What to work on ::
Answer with one number: how many lines have "detail".
---+---
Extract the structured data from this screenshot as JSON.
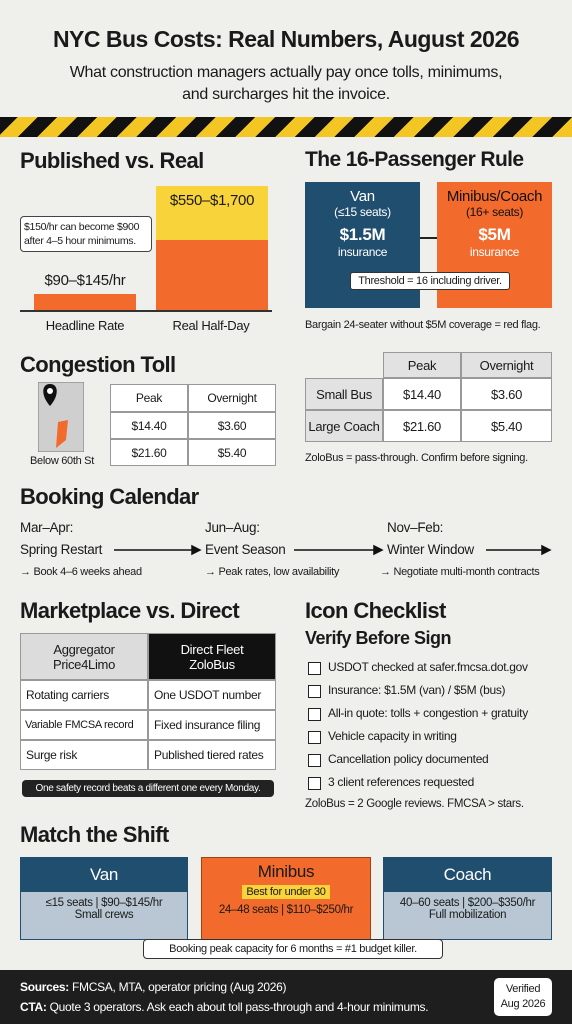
{
  "header": {
    "title": "NYC Bus Costs: Real Numbers, August 2026",
    "subtitle": "What construction managers actually pay once tolls, minimums, and surcharges hit the invoice."
  },
  "published": {
    "title": "Published vs. Real",
    "callout": "$150/hr can become $900 after 4–5 hour minimums.",
    "headline_label": "$90–$145/hr",
    "real_label": "$550–$1,700",
    "categories": [
      "Headline Rate",
      "Real Half-Day"
    ]
  },
  "rule": {
    "title": "The 16-Passenger Rule",
    "van": {
      "name": "Van",
      "seats": "(≤15 seats)",
      "amount": "$1.5M",
      "unit": "insurance"
    },
    "minibus": {
      "name": "Minibus/Coach",
      "seats": "(16+ seats)",
      "amount": "$5M",
      "unit": "insurance"
    },
    "threshold": "Threshold = 16 including driver.",
    "note": "Bargain 24-seater without $5M coverage = red flag."
  },
  "congestion": {
    "title": "Congestion Toll",
    "map_label": "Below 60th St",
    "left_table": {
      "header": [
        "Peak",
        "Overnight"
      ],
      "rows": [
        [
          "$14.40",
          "$3.60"
        ],
        [
          "$21.60",
          "$5.40"
        ]
      ]
    },
    "right_table": {
      "header": [
        "Peak",
        "Overnight"
      ],
      "rows": [
        [
          "Small Bus",
          "$14.40",
          "$3.60"
        ],
        [
          "Large Coach",
          "$21.60",
          "$5.40"
        ]
      ]
    },
    "note": "ZoloBus = pass-through. Confirm before signing."
  },
  "calendar": {
    "title": "Booking Calendar",
    "stages": [
      {
        "period": "Mar–Apr:",
        "name": "Spring Restart",
        "tip": "→ Book 4–6 weeks ahead"
      },
      {
        "period": "Jun–Aug:",
        "name": "Event Season",
        "tip": "→ Peak rates, low availability"
      },
      {
        "period": "Nov–Feb:",
        "name": "Winter Window",
        "tip": "→ Negotiate multi-month contracts"
      }
    ]
  },
  "marketplace": {
    "title": "Marketplace vs. Direct",
    "columns": [
      {
        "name": "Aggregator",
        "sub": "Price4Limo"
      },
      {
        "name": "Direct Fleet",
        "sub": "ZoloBus"
      }
    ],
    "rows": [
      [
        "Rotating carriers",
        "One USDOT number"
      ],
      [
        "Variable FMCSA record",
        "Fixed insurance filing"
      ],
      [
        "Surge risk",
        "Published tiered rates"
      ]
    ],
    "caption": "One safety record beats a different one every Monday."
  },
  "checklist": {
    "title": "Icon Checklist",
    "subtitle": "Verify Before Sign",
    "items": [
      "USDOT checked at safer.fmcsa.dot.gov",
      "Insurance: $1.5M (van) / $5M (bus)",
      "All-in quote: tolls + congestion + gratuity",
      "Vehicle capacity in writing",
      "Cancellation policy documented",
      "3 client references requested"
    ],
    "note": "ZoloBus = 2 Google reviews. FMCSA > stars."
  },
  "shift": {
    "title": "Match the Shift",
    "cards": [
      {
        "name": "Van",
        "detail": "≤15 seats | $90–$145/hr",
        "sub": "Small crews"
      },
      {
        "name": "Minibus",
        "badge": "Best for under 30",
        "detail": "24–48 seats | $110–$250/hr"
      },
      {
        "name": "Coach",
        "detail": "40–60 seats | $200–$350/hr",
        "sub": "Full mobilization"
      }
    ],
    "callout": "Booking peak capacity for 6 months = #1 budget killer."
  },
  "footer": {
    "sources_label": "Sources:",
    "sources": "FMCSA, MTA, operator pricing (Aug 2026)",
    "cta_label": "CTA:",
    "cta": "Quote 3 operators. Ask each about toll pass-through and 4-hour minimums.",
    "badge": [
      "Verified",
      "Aug 2026"
    ]
  }
}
---+---
Answer below ::
3